Research facilitation is one of a museum’s principle services. The Jyväskylä Art Museum focuses on research related specifically to Central Finnish artists or to Central Finnish visual art in general. The museum acts as an information source, a communicator and promoter of research material for the public through exhibitions, books, internet publications, lectures as well as through guided tours and other public relations activities.

The museum’s research strategy for the years 2007–2015 was completed at the end of 2006. The strategy is updated every five years. Our goals include the building of project related networks for scientific research between universities, museums and independent researchers. In particular, the museum has collaborated with the University of Jyväskylä’s department of Music, Art and Culture Studies.

The documentary work executed at the museum, such as artist interviews and the basic information of artworks and artists in database of collections, is known as fundamental research. Research related to the conservation and preservation of artwork is obtained through a purchased service because the Jyväskylä Art Museum does not have their own art conservator on premises. Visitor research is surveyed at least once every year.

• EXTRACTED INFORMATION:
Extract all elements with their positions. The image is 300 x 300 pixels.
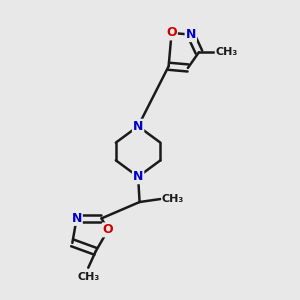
Text: N: N [71, 212, 82, 225]
Text: CH₃: CH₃ [77, 272, 99, 282]
Text: CH₃: CH₃ [162, 194, 184, 204]
Text: N: N [133, 120, 143, 133]
Text: O: O [103, 224, 113, 236]
Text: N: N [186, 28, 196, 41]
Text: O: O [166, 26, 177, 39]
Text: CH₃: CH₃ [215, 47, 238, 57]
Text: N: N [133, 170, 143, 183]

• WORK TO COMPLETE:
A: In the passage about the Jyväskylä Art Museum's research, why does the museum buy conservation and preservation research as a service?
B: Keep writing the passage about the Jyväskylä Art Museum's research work, picking up right after its final sentence.

• WRITTEN RESPONSES:
A: The museum doesn't have its own art conservator on site.

B:
The museum maintains and accumulates a collection of artworks, photos and documentation materials, newspaper articles, and a library specifically for research material use. The databases and archives are used by the museum’s own personnel, as well as by individual researchers and thesis writers. Activities and events organized by the museum have also been important research subjects.

For more information: head curator Tiina Koivulahti, tiina.koivulahti(at)

Research Projects

Uuno Alanko – searcher of truth and beauty
Uuno Alanko (1878–1964), was known as Uno Alanco until 1925, and was an independent and controversial artist, but also a significant artistic influencer of his time. He was an engineer, architect and painter who enjoyed a long career as an artist and art teacher. Alanko often painted Central Finnish landscapes, interiors and flora subjects between 1918–1950. 
Yrjö Saarinen’s art and life
This study focuses on the expressionist colourist art of Yrjö Saarinen (1899–1958) who was born in the Jyväskylä region and who painted in both Jyväskylä and Hyvinkää. The web-articles (texts in Finnish only) look at Saarinen’s life and artistry, his use of colour and his role in the Finnish art scene in the 1930–1950s.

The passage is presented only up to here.